[A run of records]

%%

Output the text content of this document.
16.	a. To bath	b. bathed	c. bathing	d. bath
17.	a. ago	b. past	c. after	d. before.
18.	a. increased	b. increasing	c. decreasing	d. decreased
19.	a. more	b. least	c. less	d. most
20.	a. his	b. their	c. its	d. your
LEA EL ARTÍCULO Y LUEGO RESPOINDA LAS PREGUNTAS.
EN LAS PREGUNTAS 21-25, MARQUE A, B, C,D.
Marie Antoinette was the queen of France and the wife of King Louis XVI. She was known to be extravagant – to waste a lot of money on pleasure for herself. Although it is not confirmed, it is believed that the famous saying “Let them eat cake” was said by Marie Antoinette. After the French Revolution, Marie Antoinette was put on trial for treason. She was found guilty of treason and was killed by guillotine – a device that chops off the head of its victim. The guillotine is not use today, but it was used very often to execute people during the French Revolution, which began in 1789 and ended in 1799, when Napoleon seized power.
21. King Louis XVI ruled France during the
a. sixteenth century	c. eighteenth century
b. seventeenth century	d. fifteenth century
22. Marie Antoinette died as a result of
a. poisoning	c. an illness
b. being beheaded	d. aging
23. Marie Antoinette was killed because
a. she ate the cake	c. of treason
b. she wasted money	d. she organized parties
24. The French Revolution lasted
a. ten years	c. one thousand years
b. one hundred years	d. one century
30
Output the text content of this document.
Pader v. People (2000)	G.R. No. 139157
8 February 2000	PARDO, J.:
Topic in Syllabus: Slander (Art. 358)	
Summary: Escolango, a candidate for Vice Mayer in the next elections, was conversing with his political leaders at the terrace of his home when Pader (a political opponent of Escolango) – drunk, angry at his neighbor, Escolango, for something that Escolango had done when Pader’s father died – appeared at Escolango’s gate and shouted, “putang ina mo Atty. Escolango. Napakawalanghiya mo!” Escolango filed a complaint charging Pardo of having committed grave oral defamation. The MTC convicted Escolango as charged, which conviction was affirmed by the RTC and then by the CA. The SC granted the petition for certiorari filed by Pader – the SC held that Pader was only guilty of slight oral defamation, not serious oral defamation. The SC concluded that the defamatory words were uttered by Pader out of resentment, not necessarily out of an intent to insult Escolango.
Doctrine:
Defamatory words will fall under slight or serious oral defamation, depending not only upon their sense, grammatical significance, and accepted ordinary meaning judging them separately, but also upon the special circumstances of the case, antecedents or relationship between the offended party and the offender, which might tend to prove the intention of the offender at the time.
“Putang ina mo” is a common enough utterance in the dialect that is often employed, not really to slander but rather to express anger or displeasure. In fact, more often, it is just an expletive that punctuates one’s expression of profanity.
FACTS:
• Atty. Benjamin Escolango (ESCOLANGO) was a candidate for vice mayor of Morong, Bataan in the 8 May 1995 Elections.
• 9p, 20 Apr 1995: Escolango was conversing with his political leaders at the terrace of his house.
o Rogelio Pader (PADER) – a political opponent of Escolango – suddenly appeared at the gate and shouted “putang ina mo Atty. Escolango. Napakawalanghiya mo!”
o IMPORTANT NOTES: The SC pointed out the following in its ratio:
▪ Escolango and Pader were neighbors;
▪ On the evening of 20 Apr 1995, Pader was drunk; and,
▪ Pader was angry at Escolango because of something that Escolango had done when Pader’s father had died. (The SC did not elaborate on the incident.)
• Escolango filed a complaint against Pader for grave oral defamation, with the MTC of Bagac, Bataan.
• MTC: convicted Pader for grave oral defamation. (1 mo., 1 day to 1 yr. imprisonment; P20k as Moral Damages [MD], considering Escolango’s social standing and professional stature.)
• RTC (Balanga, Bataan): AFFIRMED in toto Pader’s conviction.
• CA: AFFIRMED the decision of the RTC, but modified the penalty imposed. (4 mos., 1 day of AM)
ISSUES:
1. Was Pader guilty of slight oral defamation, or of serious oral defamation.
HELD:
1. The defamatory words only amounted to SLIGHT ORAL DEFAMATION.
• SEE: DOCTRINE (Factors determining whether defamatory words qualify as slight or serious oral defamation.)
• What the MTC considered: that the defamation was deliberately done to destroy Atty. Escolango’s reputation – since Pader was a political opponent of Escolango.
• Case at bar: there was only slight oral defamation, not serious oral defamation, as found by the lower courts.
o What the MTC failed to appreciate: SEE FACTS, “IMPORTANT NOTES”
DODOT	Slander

%%

• SHORT PROBLEM
Copy out the lines that hold "something".

• REPLY TO THE EXERCISE
Summary: Escolango, a candidate for Vice Mayer in the next elections, was conversing with his political leaders at the terrace of his home when Pader (a political opponent of Escolango) – drunk, angry at his neighbor, Escolango, for something that Escolango had done when Pader’s father died – appeared at Escolango’s gate and shouted, “putang ina mo Atty. Escolango. Napakawalanghiya mo!” Escolango filed a complaint charging Pardo of having committed grave oral defamation. The MTC convicted Escolango as charged, which conviction was affirmed by the RTC and then by the CA. The SC granted the petition for certiorari filed by Pader – the SC held that Pader was only guilty of slight oral defamation, not serious oral defamation. The SC concluded that the defamatory words were uttered by Pader out of resentment, not necessarily out of an intent to insult Escolango.
▪ Pader was angry at Escolango because of something that Escolango had done when Pader’s father had died. (The SC did not elaborate on the incident.)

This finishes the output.